The inshore coastal areas of the United Kingdom are 15 fixed stretches of coastline that are used in weather forecasting especially for wind-powered or small coastal craft. Each area is delimited by geographical features such as headlands, seaports or estuaries. When used as part of a broadcast weather forecast they are mentioned in the same order, clockwise round the mainland starting and finishing in the north west of the island of Great Britain. The Isle of Man is included in the forecasts but it is not part of the United Kingdom.

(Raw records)
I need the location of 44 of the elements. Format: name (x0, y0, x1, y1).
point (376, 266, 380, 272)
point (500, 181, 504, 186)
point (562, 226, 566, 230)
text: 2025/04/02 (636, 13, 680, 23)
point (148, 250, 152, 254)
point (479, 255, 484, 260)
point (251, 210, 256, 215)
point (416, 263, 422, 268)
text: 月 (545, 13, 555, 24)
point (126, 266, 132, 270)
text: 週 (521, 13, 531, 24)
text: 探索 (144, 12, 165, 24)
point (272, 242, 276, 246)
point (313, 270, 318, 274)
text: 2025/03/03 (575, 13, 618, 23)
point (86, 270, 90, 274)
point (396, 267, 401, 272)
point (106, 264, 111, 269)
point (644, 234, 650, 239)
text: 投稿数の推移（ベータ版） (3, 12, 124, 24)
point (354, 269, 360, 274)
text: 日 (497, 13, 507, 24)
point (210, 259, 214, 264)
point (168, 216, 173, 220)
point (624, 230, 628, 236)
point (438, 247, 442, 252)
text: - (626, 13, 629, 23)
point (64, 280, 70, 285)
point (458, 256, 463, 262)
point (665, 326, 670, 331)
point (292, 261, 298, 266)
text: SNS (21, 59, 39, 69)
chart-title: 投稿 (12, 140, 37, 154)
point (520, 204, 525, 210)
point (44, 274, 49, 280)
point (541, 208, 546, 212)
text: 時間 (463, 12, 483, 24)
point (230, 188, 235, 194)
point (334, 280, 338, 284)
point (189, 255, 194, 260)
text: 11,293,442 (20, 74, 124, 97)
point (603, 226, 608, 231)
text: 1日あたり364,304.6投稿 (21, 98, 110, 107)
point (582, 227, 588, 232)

(What you need to do):
(a) Write out the passage on inshore coastal areas word for word, starting at the words "The inshore coastal" and ending after the words "the United Kingdom.".
(b) Reproduce the lines of the records verbatim, from the first line of the records through the line containing "point (603, 226, 608, 231)", including that line.
The passage and the records have no connection to each other.

(Full answers):
(a)
The inshore coastal areas of the United Kingdom are 15 fixed stretches of coastline that are used in weather forecasting especially for wind-powered or small coastal craft. Each area is delimited by geographical features such as headlands, seaports or estuaries. When used as part of a broadcast weather forecast they are mentioned in the same order, clockwise round the mainland starting and finishing in the north west of the island of Great Britain. The Isle of Man is included in the forecasts but it is not part of the United Kingdom.

(b)
I need the location of 44 of the elements. Format: name (x0, y0, x1, y1).
point (376, 266, 380, 272)
point (500, 181, 504, 186)
point (562, 226, 566, 230)
text: 2025/04/02 (636, 13, 680, 23)
point (148, 250, 152, 254)
point (479, 255, 484, 260)
point (251, 210, 256, 215)
point (416, 263, 422, 268)
text: 月 (545, 13, 555, 24)
point (126, 266, 132, 270)
text: 週 (521, 13, 531, 24)
text: 探索 (144, 12, 165, 24)
point (272, 242, 276, 246)
point (313, 270, 318, 274)
text: 2025/03/03 (575, 13, 618, 23)
point (86, 270, 90, 274)
point (396, 267, 401, 272)
point (106, 264, 111, 269)
point (644, 234, 650, 239)
text: 投稿数の推移（ベータ版） (3, 12, 124, 24)
point (354, 269, 360, 274)
text: 日 (497, 13, 507, 24)
point (210, 259, 214, 264)
point (168, 216, 173, 220)
point (624, 230, 628, 236)
point (438, 247, 442, 252)
text: - (626, 13, 629, 23)
point (64, 280, 70, 285)
point (458, 256, 463, 262)
point (665, 326, 670, 331)
point (292, 261, 298, 266)
text: SNS (21, 59, 39, 69)
chart-title: 投稿 (12, 140, 37, 154)
point (520, 204, 525, 210)
point (44, 274, 49, 280)
point (541, 208, 546, 212)
text: 時間 (463, 12, 483, 24)
point (230, 188, 235, 194)
point (334, 280, 338, 284)
point (189, 255, 194, 260)
text: 11,293,442 (20, 74, 124, 97)
point (603, 226, 608, 231)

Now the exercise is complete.